■ **ITEMS**:

☆ ☆ ☆ ☆ ☆

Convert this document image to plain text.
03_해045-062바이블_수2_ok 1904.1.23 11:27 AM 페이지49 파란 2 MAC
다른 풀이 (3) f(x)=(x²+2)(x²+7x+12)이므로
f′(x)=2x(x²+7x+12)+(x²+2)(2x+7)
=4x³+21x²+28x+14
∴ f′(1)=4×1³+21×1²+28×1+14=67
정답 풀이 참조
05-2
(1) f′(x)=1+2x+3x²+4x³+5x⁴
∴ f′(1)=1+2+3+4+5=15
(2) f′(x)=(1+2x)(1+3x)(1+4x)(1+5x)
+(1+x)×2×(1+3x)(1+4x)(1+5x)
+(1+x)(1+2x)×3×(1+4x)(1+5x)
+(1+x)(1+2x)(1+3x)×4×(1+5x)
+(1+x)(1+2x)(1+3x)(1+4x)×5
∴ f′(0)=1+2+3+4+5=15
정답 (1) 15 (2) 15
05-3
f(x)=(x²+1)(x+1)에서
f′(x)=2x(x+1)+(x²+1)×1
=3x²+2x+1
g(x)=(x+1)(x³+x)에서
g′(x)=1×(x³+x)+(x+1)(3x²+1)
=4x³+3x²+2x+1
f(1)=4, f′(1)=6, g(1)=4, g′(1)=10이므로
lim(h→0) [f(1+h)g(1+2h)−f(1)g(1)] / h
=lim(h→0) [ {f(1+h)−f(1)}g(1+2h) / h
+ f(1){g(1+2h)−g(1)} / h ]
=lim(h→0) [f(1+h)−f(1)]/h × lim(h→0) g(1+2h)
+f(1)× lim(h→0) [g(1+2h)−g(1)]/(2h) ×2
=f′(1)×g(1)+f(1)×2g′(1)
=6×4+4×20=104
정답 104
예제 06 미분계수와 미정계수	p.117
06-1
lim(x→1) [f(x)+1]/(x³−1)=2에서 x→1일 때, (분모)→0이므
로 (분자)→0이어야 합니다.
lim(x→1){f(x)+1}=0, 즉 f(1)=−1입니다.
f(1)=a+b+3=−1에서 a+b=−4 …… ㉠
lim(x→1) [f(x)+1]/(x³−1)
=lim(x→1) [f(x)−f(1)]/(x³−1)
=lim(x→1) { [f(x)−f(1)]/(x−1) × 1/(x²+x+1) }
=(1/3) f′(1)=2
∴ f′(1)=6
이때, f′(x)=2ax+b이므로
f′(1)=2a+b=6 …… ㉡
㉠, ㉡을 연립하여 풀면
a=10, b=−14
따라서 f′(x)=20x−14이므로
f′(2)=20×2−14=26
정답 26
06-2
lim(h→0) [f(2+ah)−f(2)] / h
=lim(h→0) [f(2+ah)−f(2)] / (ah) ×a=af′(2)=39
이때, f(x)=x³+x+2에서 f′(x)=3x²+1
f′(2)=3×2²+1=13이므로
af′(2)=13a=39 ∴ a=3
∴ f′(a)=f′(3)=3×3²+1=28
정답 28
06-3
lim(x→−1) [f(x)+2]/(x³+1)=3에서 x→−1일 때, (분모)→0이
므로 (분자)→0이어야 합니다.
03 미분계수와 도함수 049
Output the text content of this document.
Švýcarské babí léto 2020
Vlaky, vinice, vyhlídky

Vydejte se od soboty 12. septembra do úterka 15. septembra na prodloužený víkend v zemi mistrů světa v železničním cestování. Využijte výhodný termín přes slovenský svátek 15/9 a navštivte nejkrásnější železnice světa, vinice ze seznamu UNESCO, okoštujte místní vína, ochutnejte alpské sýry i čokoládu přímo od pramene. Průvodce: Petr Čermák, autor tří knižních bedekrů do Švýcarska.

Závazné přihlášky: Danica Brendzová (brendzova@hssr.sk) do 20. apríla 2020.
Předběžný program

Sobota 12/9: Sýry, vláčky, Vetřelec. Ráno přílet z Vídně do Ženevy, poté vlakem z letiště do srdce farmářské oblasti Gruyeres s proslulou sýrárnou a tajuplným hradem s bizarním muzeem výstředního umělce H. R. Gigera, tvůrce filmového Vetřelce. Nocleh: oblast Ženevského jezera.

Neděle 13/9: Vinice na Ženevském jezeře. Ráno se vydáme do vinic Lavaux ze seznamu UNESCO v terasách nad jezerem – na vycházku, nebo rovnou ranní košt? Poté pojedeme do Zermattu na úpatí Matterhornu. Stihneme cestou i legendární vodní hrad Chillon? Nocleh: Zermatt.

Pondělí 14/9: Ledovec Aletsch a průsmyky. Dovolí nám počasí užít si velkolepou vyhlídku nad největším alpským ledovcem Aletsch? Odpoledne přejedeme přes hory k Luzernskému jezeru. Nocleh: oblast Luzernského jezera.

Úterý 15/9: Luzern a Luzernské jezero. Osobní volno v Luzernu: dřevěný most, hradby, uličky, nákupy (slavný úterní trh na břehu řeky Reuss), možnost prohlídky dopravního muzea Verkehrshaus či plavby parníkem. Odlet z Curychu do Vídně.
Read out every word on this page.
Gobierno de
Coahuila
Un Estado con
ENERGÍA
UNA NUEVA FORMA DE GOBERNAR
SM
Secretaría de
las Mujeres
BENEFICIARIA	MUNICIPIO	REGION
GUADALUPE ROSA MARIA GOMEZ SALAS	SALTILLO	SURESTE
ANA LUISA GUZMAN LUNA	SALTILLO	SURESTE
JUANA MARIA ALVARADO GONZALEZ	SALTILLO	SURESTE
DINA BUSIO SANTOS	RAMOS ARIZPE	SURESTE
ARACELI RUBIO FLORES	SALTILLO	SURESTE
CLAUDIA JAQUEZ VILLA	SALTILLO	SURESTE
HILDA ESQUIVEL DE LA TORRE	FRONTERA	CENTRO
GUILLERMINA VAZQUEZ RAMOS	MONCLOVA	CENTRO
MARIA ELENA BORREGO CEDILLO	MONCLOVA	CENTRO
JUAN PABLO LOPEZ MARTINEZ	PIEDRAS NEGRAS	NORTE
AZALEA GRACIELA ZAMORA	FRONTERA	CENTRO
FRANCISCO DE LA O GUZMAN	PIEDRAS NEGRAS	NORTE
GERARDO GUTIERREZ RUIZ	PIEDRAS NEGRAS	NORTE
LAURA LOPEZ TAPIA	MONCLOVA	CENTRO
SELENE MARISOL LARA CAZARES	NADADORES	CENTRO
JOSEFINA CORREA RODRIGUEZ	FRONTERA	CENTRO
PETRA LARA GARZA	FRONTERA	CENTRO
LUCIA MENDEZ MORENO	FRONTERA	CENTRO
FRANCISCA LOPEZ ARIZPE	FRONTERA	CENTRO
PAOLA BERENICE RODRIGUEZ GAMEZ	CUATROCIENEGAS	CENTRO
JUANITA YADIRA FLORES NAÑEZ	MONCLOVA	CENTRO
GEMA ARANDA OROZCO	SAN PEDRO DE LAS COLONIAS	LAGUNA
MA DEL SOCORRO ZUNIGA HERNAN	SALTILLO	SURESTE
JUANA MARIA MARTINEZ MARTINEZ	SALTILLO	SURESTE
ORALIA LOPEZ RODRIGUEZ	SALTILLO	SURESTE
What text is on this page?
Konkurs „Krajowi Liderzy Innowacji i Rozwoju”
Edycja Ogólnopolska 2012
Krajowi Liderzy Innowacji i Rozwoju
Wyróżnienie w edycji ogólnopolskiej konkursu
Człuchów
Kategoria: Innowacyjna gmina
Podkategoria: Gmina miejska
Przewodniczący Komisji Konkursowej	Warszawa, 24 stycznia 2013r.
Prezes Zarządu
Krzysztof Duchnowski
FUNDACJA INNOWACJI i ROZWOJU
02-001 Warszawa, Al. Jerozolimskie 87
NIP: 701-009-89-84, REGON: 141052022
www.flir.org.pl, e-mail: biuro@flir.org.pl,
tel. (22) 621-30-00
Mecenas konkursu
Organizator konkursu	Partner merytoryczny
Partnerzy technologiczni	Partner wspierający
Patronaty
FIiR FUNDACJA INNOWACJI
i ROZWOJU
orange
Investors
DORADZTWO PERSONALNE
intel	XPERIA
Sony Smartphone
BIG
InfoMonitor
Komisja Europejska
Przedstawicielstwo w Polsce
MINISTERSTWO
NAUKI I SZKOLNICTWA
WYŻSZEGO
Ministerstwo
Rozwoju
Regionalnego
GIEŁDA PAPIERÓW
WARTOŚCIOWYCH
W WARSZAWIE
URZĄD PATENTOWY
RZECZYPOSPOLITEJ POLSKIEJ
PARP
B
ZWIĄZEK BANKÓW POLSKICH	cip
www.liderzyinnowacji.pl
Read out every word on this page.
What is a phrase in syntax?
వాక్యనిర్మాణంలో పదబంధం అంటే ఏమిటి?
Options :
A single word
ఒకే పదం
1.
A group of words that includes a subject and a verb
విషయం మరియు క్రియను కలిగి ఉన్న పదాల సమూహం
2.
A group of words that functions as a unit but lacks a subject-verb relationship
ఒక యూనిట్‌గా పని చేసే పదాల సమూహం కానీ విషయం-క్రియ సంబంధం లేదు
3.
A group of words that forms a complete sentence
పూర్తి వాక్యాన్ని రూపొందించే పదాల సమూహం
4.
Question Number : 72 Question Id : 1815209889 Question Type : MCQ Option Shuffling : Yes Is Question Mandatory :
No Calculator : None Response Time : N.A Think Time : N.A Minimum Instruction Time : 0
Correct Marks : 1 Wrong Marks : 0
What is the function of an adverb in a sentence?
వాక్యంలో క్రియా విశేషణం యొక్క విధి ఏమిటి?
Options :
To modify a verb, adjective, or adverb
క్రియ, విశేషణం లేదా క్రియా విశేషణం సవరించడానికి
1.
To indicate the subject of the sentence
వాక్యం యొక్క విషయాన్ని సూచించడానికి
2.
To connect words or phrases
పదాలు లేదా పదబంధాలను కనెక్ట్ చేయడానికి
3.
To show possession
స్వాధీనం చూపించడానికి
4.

☆ ☆ ☆ ☆ ☆

■ **REQUIRED WORK**:
Pick out the lines containing the string "MARTINEZ".

■ **RESPONSE TO THE EXERCISE**:
JUAN PABLO LOPEZ MARTINEZ	PIEDRAS NEGRAS	NORTE
JUANA MARIA MARTINEZ MARTINEZ	SALTILLO	SURESTE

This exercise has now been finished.